**Written task:** Pictures do not belong in the copy; quote every entry below exactly.

**Given data:**
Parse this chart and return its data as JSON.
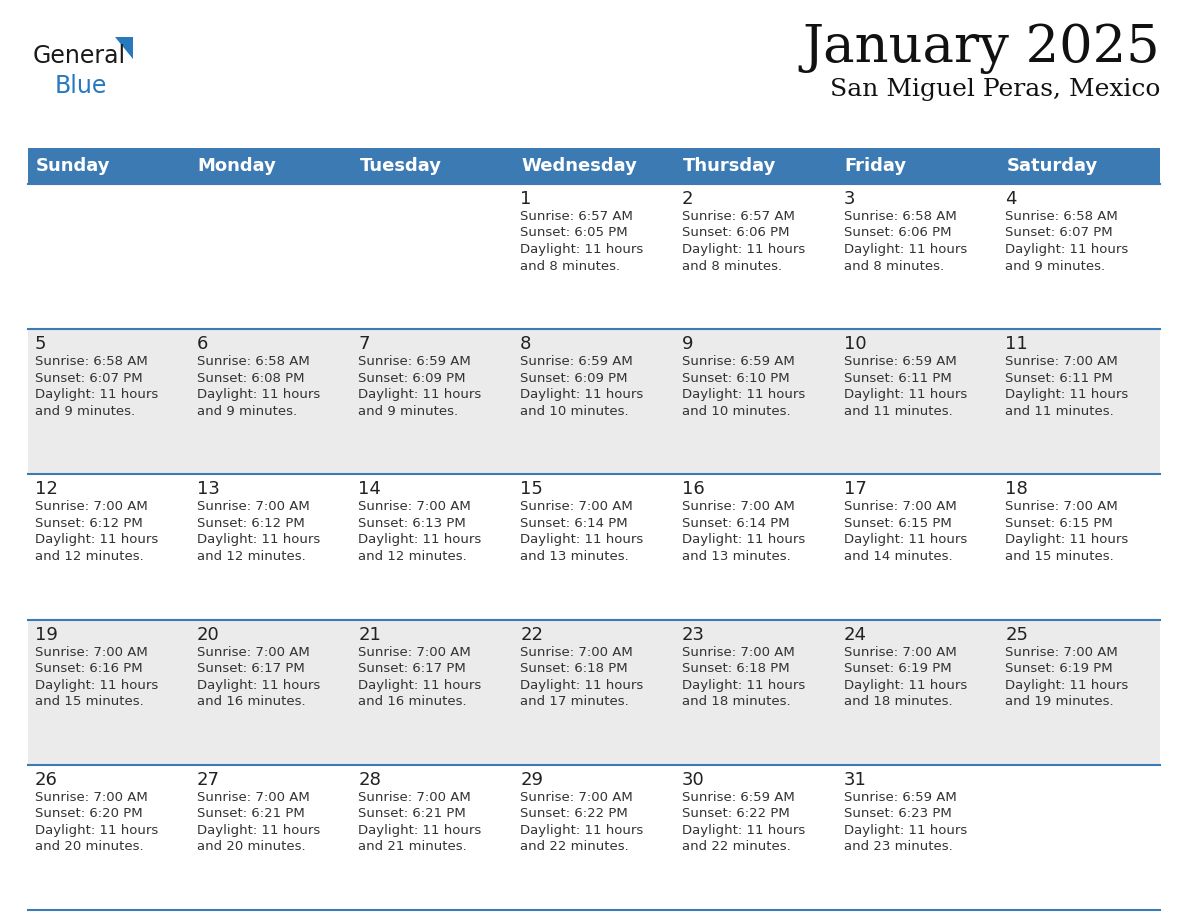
{
  "title": "January 2025",
  "subtitle": "San Miguel Peras, Mexico",
  "header_bg": "#3c7ab4",
  "header_text": "#ffffff",
  "row_bg_white": "#ffffff",
  "row_bg_gray": "#ebebeb",
  "row_separator": "#3c7ab4",
  "day_names": [
    "Sunday",
    "Monday",
    "Tuesday",
    "Wednesday",
    "Thursday",
    "Friday",
    "Saturday"
  ],
  "days": [
    {
      "day": 1,
      "col": 3,
      "row": 0,
      "sunrise": "6:57 AM",
      "sunset": "6:05 PM",
      "daylight": "11 hours and 8 minutes."
    },
    {
      "day": 2,
      "col": 4,
      "row": 0,
      "sunrise": "6:57 AM",
      "sunset": "6:06 PM",
      "daylight": "11 hours and 8 minutes."
    },
    {
      "day": 3,
      "col": 5,
      "row": 0,
      "sunrise": "6:58 AM",
      "sunset": "6:06 PM",
      "daylight": "11 hours and 8 minutes."
    },
    {
      "day": 4,
      "col": 6,
      "row": 0,
      "sunrise": "6:58 AM",
      "sunset": "6:07 PM",
      "daylight": "11 hours and 9 minutes."
    },
    {
      "day": 5,
      "col": 0,
      "row": 1,
      "sunrise": "6:58 AM",
      "sunset": "6:07 PM",
      "daylight": "11 hours and 9 minutes."
    },
    {
      "day": 6,
      "col": 1,
      "row": 1,
      "sunrise": "6:58 AM",
      "sunset": "6:08 PM",
      "daylight": "11 hours and 9 minutes."
    },
    {
      "day": 7,
      "col": 2,
      "row": 1,
      "sunrise": "6:59 AM",
      "sunset": "6:09 PM",
      "daylight": "11 hours and 9 minutes."
    },
    {
      "day": 8,
      "col": 3,
      "row": 1,
      "sunrise": "6:59 AM",
      "sunset": "6:09 PM",
      "daylight": "11 hours and 10 minutes."
    },
    {
      "day": 9,
      "col": 4,
      "row": 1,
      "sunrise": "6:59 AM",
      "sunset": "6:10 PM",
      "daylight": "11 hours and 10 minutes."
    },
    {
      "day": 10,
      "col": 5,
      "row": 1,
      "sunrise": "6:59 AM",
      "sunset": "6:11 PM",
      "daylight": "11 hours and 11 minutes."
    },
    {
      "day": 11,
      "col": 6,
      "row": 1,
      "sunrise": "7:00 AM",
      "sunset": "6:11 PM",
      "daylight": "11 hours and 11 minutes."
    },
    {
      "day": 12,
      "col": 0,
      "row": 2,
      "sunrise": "7:00 AM",
      "sunset": "6:12 PM",
      "daylight": "11 hours and 12 minutes."
    },
    {
      "day": 13,
      "col": 1,
      "row": 2,
      "sunrise": "7:00 AM",
      "sunset": "6:12 PM",
      "daylight": "11 hours and 12 minutes."
    },
    {
      "day": 14,
      "col": 2,
      "row": 2,
      "sunrise": "7:00 AM",
      "sunset": "6:13 PM",
      "daylight": "11 hours and 12 minutes."
    },
    {
      "day": 15,
      "col": 3,
      "row": 2,
      "sunrise": "7:00 AM",
      "sunset": "6:14 PM",
      "daylight": "11 hours and 13 minutes."
    },
    {
      "day": 16,
      "col": 4,
      "row": 2,
      "sunrise": "7:00 AM",
      "sunset": "6:14 PM",
      "daylight": "11 hours and 13 minutes."
    },
    {
      "day": 17,
      "col": 5,
      "row": 2,
      "sunrise": "7:00 AM",
      "sunset": "6:15 PM",
      "daylight": "11 hours and 14 minutes."
    },
    {
      "day": 18,
      "col": 6,
      "row": 2,
      "sunrise": "7:00 AM",
      "sunset": "6:15 PM",
      "daylight": "11 hours and 15 minutes."
    },
    {
      "day": 19,
      "col": 0,
      "row": 3,
      "sunrise": "7:00 AM",
      "sunset": "6:16 PM",
      "daylight": "11 hours and 15 minutes."
    },
    {
      "day": 20,
      "col": 1,
      "row": 3,
      "sunrise": "7:00 AM",
      "sunset": "6:17 PM",
      "daylight": "11 hours and 16 minutes."
    },
    {
      "day": 21,
      "col": 2,
      "row": 3,
      "sunrise": "7:00 AM",
      "sunset": "6:17 PM",
      "daylight": "11 hours and 16 minutes."
    },
    {
      "day": 22,
      "col": 3,
      "row": 3,
      "sunrise": "7:00 AM",
      "sunset": "6:18 PM",
      "daylight": "11 hours and 17 minutes."
    },
    {
      "day": 23,
      "col": 4,
      "row": 3,
      "sunrise": "7:00 AM",
      "sunset": "6:18 PM",
      "daylight": "11 hours and 18 minutes."
    },
    {
      "day": 24,
      "col": 5,
      "row": 3,
      "sunrise": "7:00 AM",
      "sunset": "6:19 PM",
      "daylight": "11 hours and 18 minutes."
    },
    {
      "day": 25,
      "col": 6,
      "row": 3,
      "sunrise": "7:00 AM",
      "sunset": "6:19 PM",
      "daylight": "11 hours and 19 minutes."
    },
    {
      "day": 26,
      "col": 0,
      "row": 4,
      "sunrise": "7:00 AM",
      "sunset": "6:20 PM",
      "daylight": "11 hours and 20 minutes."
    },
    {
      "day": 27,
      "col": 1,
      "row": 4,
      "sunrise": "7:00 AM",
      "sunset": "6:21 PM",
      "daylight": "11 hours and 20 minutes."
    },
    {
      "day": 28,
      "col": 2,
      "row": 4,
      "sunrise": "7:00 AM",
      "sunset": "6:21 PM",
      "daylight": "11 hours and 21 minutes."
    },
    {
      "day": 29,
      "col": 3,
      "row": 4,
      "sunrise": "7:00 AM",
      "sunset": "6:22 PM",
      "daylight": "11 hours and 22 minutes."
    },
    {
      "day": 30,
      "col": 4,
      "row": 4,
      "sunrise": "6:59 AM",
      "sunset": "6:22 PM",
      "daylight": "11 hours and 22 minutes."
    },
    {
      "day": 31,
      "col": 5,
      "row": 4,
      "sunrise": "6:59 AM",
      "sunset": "6:23 PM",
      "daylight": "11 hours and 23 minutes."
    }
  ],
  "num_rows": 5,
  "num_cols": 7,
  "row_colors": [
    "#ffffff",
    "#ebebeb",
    "#ffffff",
    "#ebebeb",
    "#ffffff"
  ],
  "logo_text_general": "General",
  "logo_text_blue": "Blue",
  "logo_color_general": "#1a1a1a",
  "logo_color_blue": "#2878be",
  "logo_triangle_color": "#2878be",
  "title_fontsize": 38,
  "subtitle_fontsize": 18,
  "header_fontsize": 13,
  "daynum_fontsize": 13,
  "cell_text_fontsize": 9.5
}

**Exercise output:**
Parse this chart and return its data as JSON.
{
  "title": "January 2025",
  "subtitle": "San Miguel Peras, Mexico",
  "header_bg": "#3c7ab4",
  "header_text": "#ffffff",
  "row_bg_white": "#ffffff",
  "row_bg_gray": "#ebebeb",
  "row_separator": "#3c7ab4",
  "day_names": [
    "Sunday",
    "Monday",
    "Tuesday",
    "Wednesday",
    "Thursday",
    "Friday",
    "Saturday"
  ],
  "days": [
    {
      "day": 1,
      "col": 3,
      "row": 0,
      "sunrise": "6:57 AM",
      "sunset": "6:05 PM",
      "daylight": "11 hours and 8 minutes."
    },
    {
      "day": 2,
      "col": 4,
      "row": 0,
      "sunrise": "6:57 AM",
      "sunset": "6:06 PM",
      "daylight": "11 hours and 8 minutes."
    },
    {
      "day": 3,
      "col": 5,
      "row": 0,
      "sunrise": "6:58 AM",
      "sunset": "6:06 PM",
      "daylight": "11 hours and 8 minutes."
    },
    {
      "day": 4,
      "col": 6,
      "row": 0,
      "sunrise": "6:58 AM",
      "sunset": "6:07 PM",
      "daylight": "11 hours and 9 minutes."
    },
    {
      "day": 5,
      "col": 0,
      "row": 1,
      "sunrise": "6:58 AM",
      "sunset": "6:07 PM",
      "daylight": "11 hours and 9 minutes."
    },
    {
      "day": 6,
      "col": 1,
      "row": 1,
      "sunrise": "6:58 AM",
      "sunset": "6:08 PM",
      "daylight": "11 hours and 9 minutes."
    },
    {
      "day": 7,
      "col": 2,
      "row": 1,
      "sunrise": "6:59 AM",
      "sunset": "6:09 PM",
      "daylight": "11 hours and 9 minutes."
    },
    {
      "day": 8,
      "col": 3,
      "row": 1,
      "sunrise": "6:59 AM",
      "sunset": "6:09 PM",
      "daylight": "11 hours and 10 minutes."
    },
    {
      "day": 9,
      "col": 4,
      "row": 1,
      "sunrise": "6:59 AM",
      "sunset": "6:10 PM",
      "daylight": "11 hours and 10 minutes."
    },
    {
      "day": 10,
      "col": 5,
      "row": 1,
      "sunrise": "6:59 AM",
      "sunset": "6:11 PM",
      "daylight": "11 hours and 11 minutes."
    },
    {
      "day": 11,
      "col": 6,
      "row": 1,
      "sunrise": "7:00 AM",
      "sunset": "6:11 PM",
      "daylight": "11 hours and 11 minutes."
    },
    {
      "day": 12,
      "col": 0,
      "row": 2,
      "sunrise": "7:00 AM",
      "sunset": "6:12 PM",
      "daylight": "11 hours and 12 minutes."
    },
    {
      "day": 13,
      "col": 1,
      "row": 2,
      "sunrise": "7:00 AM",
      "sunset": "6:12 PM",
      "daylight": "11 hours and 12 minutes."
    },
    {
      "day": 14,
      "col": 2,
      "row": 2,
      "sunrise": "7:00 AM",
      "sunset": "6:13 PM",
      "daylight": "11 hours and 12 minutes."
    },
    {
      "day": 15,
      "col": 3,
      "row": 2,
      "sunrise": "7:00 AM",
      "sunset": "6:14 PM",
      "daylight": "11 hours and 13 minutes."
    },
    {
      "day": 16,
      "col": 4,
      "row": 2,
      "sunrise": "7:00 AM",
      "sunset": "6:14 PM",
      "daylight": "11 hours and 13 minutes."
    },
    {
      "day": 17,
      "col": 5,
      "row": 2,
      "sunrise": "7:00 AM",
      "sunset": "6:15 PM",
      "daylight": "11 hours and 14 minutes."
    },
    {
      "day": 18,
      "col": 6,
      "row": 2,
      "sunrise": "7:00 AM",
      "sunset": "6:15 PM",
      "daylight": "11 hours and 15 minutes."
    },
    {
      "day": 19,
      "col": 0,
      "row": 3,
      "sunrise": "7:00 AM",
      "sunset": "6:16 PM",
      "daylight": "11 hours and 15 minutes."
    },
    {
      "day": 20,
      "col": 1,
      "row": 3,
      "sunrise": "7:00 AM",
      "sunset": "6:17 PM",
      "daylight": "11 hours and 16 minutes."
    },
    {
      "day": 21,
      "col": 2,
      "row": 3,
      "sunrise": "7:00 AM",
      "sunset": "6:17 PM",
      "daylight": "11 hours and 16 minutes."
    },
    {
      "day": 22,
      "col": 3,
      "row": 3,
      "sunrise": "7:00 AM",
      "sunset": "6:18 PM",
      "daylight": "11 hours and 17 minutes."
    },
    {
      "day": 23,
      "col": 4,
      "row": 3,
      "sunrise": "7:00 AM",
      "sunset": "6:18 PM",
      "daylight": "11 hours and 18 minutes."
    },
    {
      "day": 24,
      "col": 5,
      "row": 3,
      "sunrise": "7:00 AM",
      "sunset": "6:19 PM",
      "daylight": "11 hours and 18 minutes."
    },
    {
      "day": 25,
      "col": 6,
      "row": 3,
      "sunrise": "7:00 AM",
      "sunset": "6:19 PM",
      "daylight": "11 hours and 19 minutes."
    },
    {
      "day": 26,
      "col": 0,
      "row": 4,
      "sunrise": "7:00 AM",
      "sunset": "6:20 PM",
      "daylight": "11 hours and 20 minutes."
    },
    {
      "day": 27,
      "col": 1,
      "row": 4,
      "sunrise": "7:00 AM",
      "sunset": "6:21 PM",
      "daylight": "11 hours and 20 minutes."
    },
    {
      "day": 28,
      "col": 2,
      "row": 4,
      "sunrise": "7:00 AM",
      "sunset": "6:21 PM",
      "daylight": "11 hours and 21 minutes."
    },
    {
      "day": 29,
      "col": 3,
      "row": 4,
      "sunrise": "7:00 AM",
      "sunset": "6:22 PM",
      "daylight": "11 hours and 22 minutes."
    },
    {
      "day": 30,
      "col": 4,
      "row": 4,
      "sunrise": "6:59 AM",
      "sunset": "6:22 PM",
      "daylight": "11 hours and 22 minutes."
    },
    {
      "day": 31,
      "col": 5,
      "row": 4,
      "sunrise": "6:59 AM",
      "sunset": "6:23 PM",
      "daylight": "11 hours and 23 minutes."
    }
  ],
  "num_rows": 5,
  "num_cols": 7,
  "row_colors": [
    "#ffffff",
    "#ebebeb",
    "#ffffff",
    "#ebebeb",
    "#ffffff"
  ],
  "logo_text_general": "General",
  "logo_text_blue": "Blue",
  "logo_color_general": "#1a1a1a",
  "logo_color_blue": "#2878be",
  "logo_triangle_color": "#2878be",
  "title_fontsize": 38,
  "subtitle_fontsize": 18,
  "header_fontsize": 13,
  "daynum_fontsize": 13,
  "cell_text_fontsize": 9.5
}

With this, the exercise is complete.